• What needs to be done
Take the entries below and reproduce them word for word.

Stored records
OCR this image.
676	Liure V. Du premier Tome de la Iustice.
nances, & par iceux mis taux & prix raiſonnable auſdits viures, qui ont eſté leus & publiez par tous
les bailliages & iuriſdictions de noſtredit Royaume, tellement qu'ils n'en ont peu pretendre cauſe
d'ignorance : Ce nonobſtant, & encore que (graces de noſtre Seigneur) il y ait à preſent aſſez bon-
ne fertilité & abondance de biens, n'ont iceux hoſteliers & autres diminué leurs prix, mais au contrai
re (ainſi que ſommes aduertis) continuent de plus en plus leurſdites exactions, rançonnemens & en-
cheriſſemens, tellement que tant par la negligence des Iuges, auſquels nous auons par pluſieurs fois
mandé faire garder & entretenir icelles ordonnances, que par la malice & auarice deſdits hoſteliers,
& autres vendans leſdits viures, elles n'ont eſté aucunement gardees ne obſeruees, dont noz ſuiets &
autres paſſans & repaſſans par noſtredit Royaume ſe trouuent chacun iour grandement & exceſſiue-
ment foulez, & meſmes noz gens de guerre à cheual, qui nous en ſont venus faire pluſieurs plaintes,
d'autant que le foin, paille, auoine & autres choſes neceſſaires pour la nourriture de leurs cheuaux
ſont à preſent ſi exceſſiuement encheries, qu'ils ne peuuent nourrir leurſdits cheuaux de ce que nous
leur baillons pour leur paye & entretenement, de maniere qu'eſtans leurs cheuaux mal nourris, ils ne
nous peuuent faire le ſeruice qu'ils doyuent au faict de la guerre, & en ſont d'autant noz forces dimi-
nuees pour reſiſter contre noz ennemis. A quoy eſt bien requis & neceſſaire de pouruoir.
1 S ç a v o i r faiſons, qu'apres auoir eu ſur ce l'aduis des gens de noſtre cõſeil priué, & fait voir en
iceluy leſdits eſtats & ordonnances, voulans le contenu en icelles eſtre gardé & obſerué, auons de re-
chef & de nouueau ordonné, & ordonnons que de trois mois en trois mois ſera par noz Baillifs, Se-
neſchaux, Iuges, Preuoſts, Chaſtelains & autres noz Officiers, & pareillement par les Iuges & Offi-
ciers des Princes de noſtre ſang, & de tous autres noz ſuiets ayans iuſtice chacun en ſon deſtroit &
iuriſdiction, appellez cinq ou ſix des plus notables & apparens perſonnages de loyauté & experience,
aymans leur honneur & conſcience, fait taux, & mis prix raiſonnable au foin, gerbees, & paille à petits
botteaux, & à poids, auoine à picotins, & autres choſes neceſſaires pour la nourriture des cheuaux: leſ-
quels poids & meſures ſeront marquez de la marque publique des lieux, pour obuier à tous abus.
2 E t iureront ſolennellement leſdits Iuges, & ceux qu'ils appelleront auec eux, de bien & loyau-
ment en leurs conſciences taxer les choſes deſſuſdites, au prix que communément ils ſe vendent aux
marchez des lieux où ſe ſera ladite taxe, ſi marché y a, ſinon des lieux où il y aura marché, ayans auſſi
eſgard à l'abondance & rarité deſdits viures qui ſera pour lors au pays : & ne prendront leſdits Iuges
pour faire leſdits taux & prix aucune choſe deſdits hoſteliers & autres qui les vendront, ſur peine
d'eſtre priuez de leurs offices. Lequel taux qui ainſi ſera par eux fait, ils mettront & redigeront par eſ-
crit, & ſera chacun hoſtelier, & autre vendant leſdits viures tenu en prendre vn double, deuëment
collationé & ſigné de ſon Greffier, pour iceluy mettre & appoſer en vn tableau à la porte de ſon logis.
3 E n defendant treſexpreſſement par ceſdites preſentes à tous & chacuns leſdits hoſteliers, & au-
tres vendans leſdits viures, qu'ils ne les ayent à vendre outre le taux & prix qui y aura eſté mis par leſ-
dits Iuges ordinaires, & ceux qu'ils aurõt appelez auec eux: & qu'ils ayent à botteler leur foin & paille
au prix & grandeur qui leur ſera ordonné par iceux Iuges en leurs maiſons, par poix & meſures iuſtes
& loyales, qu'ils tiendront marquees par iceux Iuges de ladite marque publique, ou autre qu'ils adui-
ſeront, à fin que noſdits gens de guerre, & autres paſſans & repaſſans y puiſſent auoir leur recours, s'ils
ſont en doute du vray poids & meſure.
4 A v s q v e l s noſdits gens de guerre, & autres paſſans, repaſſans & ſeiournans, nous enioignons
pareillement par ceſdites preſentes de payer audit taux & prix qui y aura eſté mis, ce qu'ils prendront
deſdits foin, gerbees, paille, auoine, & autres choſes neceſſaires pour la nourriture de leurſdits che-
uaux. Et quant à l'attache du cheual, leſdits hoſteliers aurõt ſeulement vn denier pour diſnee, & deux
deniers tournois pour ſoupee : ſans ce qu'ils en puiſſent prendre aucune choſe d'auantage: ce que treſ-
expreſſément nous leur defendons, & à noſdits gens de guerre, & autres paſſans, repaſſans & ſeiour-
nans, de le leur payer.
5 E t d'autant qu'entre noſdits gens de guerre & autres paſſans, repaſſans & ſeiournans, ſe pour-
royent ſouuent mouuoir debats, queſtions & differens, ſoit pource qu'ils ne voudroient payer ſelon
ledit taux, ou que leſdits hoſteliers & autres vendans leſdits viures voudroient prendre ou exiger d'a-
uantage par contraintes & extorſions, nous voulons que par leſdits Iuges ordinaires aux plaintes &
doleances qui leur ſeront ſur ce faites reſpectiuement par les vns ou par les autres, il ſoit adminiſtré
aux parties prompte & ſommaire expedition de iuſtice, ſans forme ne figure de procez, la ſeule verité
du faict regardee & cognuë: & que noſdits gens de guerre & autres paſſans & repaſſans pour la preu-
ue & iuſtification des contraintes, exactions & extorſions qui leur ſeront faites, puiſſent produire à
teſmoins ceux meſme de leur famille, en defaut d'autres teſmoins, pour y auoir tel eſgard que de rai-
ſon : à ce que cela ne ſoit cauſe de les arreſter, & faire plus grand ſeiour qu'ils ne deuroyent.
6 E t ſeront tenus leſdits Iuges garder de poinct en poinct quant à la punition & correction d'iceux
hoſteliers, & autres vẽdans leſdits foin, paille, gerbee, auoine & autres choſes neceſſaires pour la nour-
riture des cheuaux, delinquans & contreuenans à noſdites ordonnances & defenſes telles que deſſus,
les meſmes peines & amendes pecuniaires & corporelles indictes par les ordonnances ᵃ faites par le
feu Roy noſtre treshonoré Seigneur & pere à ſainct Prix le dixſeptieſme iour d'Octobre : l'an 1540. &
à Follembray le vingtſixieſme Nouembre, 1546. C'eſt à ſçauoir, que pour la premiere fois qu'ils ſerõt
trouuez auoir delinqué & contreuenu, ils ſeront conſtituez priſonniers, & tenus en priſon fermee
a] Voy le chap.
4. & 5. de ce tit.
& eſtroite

• Solution below
OCR this image.
676	Liure V. Du premier Tome de la Iustice.
nances, & par iceux mis taux & prix raiſonnable auſdits viures, qui ont eſté leus & publiez par tous
les bailliages & iuriſdictions de noſtredit Royaume, tellement qu'ils n'en ont peu pretendre cauſe
d'ignorance : Ce nonobſtant, & encore que (graces de noſtre Seigneur) il y ait à preſent aſſez bon-
ne fertilité & abondance de biens, n'ont iceux hoſteliers & autres diminué leurs prix, mais au contrai
re (ainſi que ſommes aduertis) continuent de plus en plus leurſdites exactions, rançonnemens & en-
cheriſſemens, tellement que tant par la negligence des Iuges, auſquels nous auons par pluſieurs fois
mandé faire garder & entretenir icelles ordonnances, que par la malice & auarice deſdits hoſteliers,
& autres vendans leſdits viures, elles n'ont eſté aucunement gardees ne obſeruees, dont noz ſuiets &
autres paſſans & repaſſans par noſtredit Royaume ſe trouuent chacun iour grandement & exceſſiue-
ment foulez, & meſmes noz gens de guerre à cheual, qui nous en ſont venus faire pluſieurs plaintes,
d'autant que le foin, paille, auoine & autres choſes neceſſaires pour la nourriture de leurs cheuaux
ſont à preſent ſi exceſſiuement encheries, qu'ils ne peuuent nourrir leurſdits cheuaux de ce que nous
leur baillons pour leur paye & entretenement, de maniere qu'eſtans leurs cheuaux mal nourris, ils ne
nous peuuent faire le ſeruice qu'ils doyuent au faict de la guerre, & en ſont d'autant noz forces dimi-
nuees pour reſiſter contre noz ennemis. A quoy eſt bien requis & neceſſaire de pouruoir.
1 S ç a v o i r faiſons, qu'apres auoir eu ſur ce l'aduis des gens de noſtre cõſeil priué, & fait voir en
iceluy leſdits eſtats & ordonnances, voulans le contenu en icelles eſtre gardé & obſerué, auons de re-
chef & de nouueau ordonné, & ordonnons que de trois mois en trois mois ſera par noz Baillifs, Se-
neſchaux, Iuges, Preuoſts, Chaſtelains & autres noz Officiers, & pareillement par les Iuges & Offi-
ciers des Princes de noſtre ſang, & de tous autres noz ſuiets ayans iuſtice chacun en ſon deſtroit &
iuriſdiction, appellez cinq ou ſix des plus notables & apparens perſonnages de loyauté & experience,
aymans leur honneur & conſcience, fait taux, & mis prix raiſonnable au foin, gerbees, & paille à petits
botteaux, & à poids, auoine à picotins, & autres choſes neceſſaires pour la nourriture des cheuaux: leſ-
quels poids & meſures ſeront marquez de la marque publique des lieux, pour obuier à tous abus.
2 E t iureront ſolennellement leſdits Iuges, & ceux qu'ils appelleront auec eux, de bien & loyau-
ment en leurs conſciences taxer les choſes deſſuſdites, au prix que communément ils ſe vendent aux
marchez des lieux où ſe ſera ladite taxe, ſi marché y a, ſinon des lieux où il y aura marché, ayans auſſi
eſgard à l'abondance & rarité deſdits viures qui ſera pour lors au pays : & ne prendront leſdits Iuges
pour faire leſdits taux & prix aucune choſe deſdits hoſteliers & autres qui les vendront, ſur peine
d'eſtre priuez de leurs offices. Lequel taux qui ainſi ſera par eux fait, ils mettront & redigeront par eſ-
crit, & ſera chacun hoſtelier, & autre vendant leſdits viures tenu en prendre vn double, deuëment
collationé & ſigné de ſon Greffier, pour iceluy mettre & appoſer en vn tableau à la porte de ſon logis.
3 E n defendant treſexpreſſement par ceſdites preſentes à tous & chacuns leſdits hoſteliers, & au-
tres vendans leſdits viures, qu'ils ne les ayent à vendre outre le taux & prix qui y aura eſté mis par leſ-
dits Iuges ordinaires, & ceux qu'ils aurõt appelez auec eux: & qu'ils ayent à botteler leur foin & paille
au prix & grandeur qui leur ſera ordonné par iceux Iuges en leurs maiſons, par poix & meſures iuſtes
& loyales, qu'ils tiendront marquees par iceux Iuges de ladite marque publique, ou autre qu'ils adui-
ſeront, à fin que noſdits gens de guerre, & autres paſſans & repaſſans y puiſſent auoir leur recours, s'ils
ſont en doute du vray poids & meſure.
4 A v s q v e l s noſdits gens de guerre, & autres paſſans, repaſſans & ſeiournans, nous enioignons
pareillement par ceſdites preſentes de payer audit taux & prix qui y aura eſté mis, ce qu'ils prendront
deſdits foin, gerbees, paille, auoine, & autres choſes neceſſaires pour la nourriture de leurſdits che-
uaux. Et quant à l'attache du cheual, leſdits hoſteliers aurõt ſeulement vn denier pour diſnee, & deux
deniers tournois pour ſoupee : ſans ce qu'ils en puiſſent prendre aucune choſe d'auantage: ce que treſ-
expreſſément nous leur defendons, & à noſdits gens de guerre, & autres paſſans, repaſſans & ſeiour-
nans, de le leur payer.
5 E t d'autant qu'entre noſdits gens de guerre & autres paſſans, repaſſans & ſeiournans, ſe pour-
royent ſouuent mouuoir debats, queſtions & differens, ſoit pource qu'ils ne voudroient payer ſelon
ledit taux, ou que leſdits hoſteliers & autres vendans leſdits viures voudroient prendre ou exiger d'a-
uantage par contraintes & extorſions, nous voulons que par leſdits Iuges ordinaires aux plaintes &
doleances qui leur ſeront ſur ce faites reſpectiuement par les vns ou par les autres, il ſoit adminiſtré
aux parties prompte & ſommaire expedition de iuſtice, ſans forme ne figure de procez, la ſeule verité
du faict regardee & cognuë: & que noſdits gens de guerre & autres paſſans & repaſſans pour la preu-
ue & iuſtification des contraintes, exactions & extorſions qui leur ſeront faites, puiſſent produire à
teſmoins ceux meſme de leur famille, en defaut d'autres teſmoins, pour y auoir tel eſgard que de rai-
ſon : à ce que cela ne ſoit cauſe de les arreſter, & faire plus grand ſeiour qu'ils ne deuroyent.
6 E t ſeront tenus leſdits Iuges garder de poinct en poinct quant à la punition & correction d'iceux
hoſteliers, & autres vẽdans leſdits foin, paille, gerbee, auoine & autres choſes neceſſaires pour la nour-
riture des cheuaux, delinquans & contreuenans à noſdites ordonnances & defenſes telles que deſſus,
les meſmes peines & amendes pecuniaires & corporelles indictes par les ordonnances ᵃ faites par le
feu Roy noſtre treshonoré Seigneur & pere à ſainct Prix le dixſeptieſme iour d'Octobre : l'an 1540. &
à Follembray le vingtſixieſme Nouembre, 1546. C'eſt à ſçauoir, que pour la premiere fois qu'ils ſerõt
trouuez auoir delinqué & contreuenu, ils ſeront conſtituez priſonniers, & tenus en priſon fermee
a] Voy le chap.
4. & 5. de ce tit.
& eſtroite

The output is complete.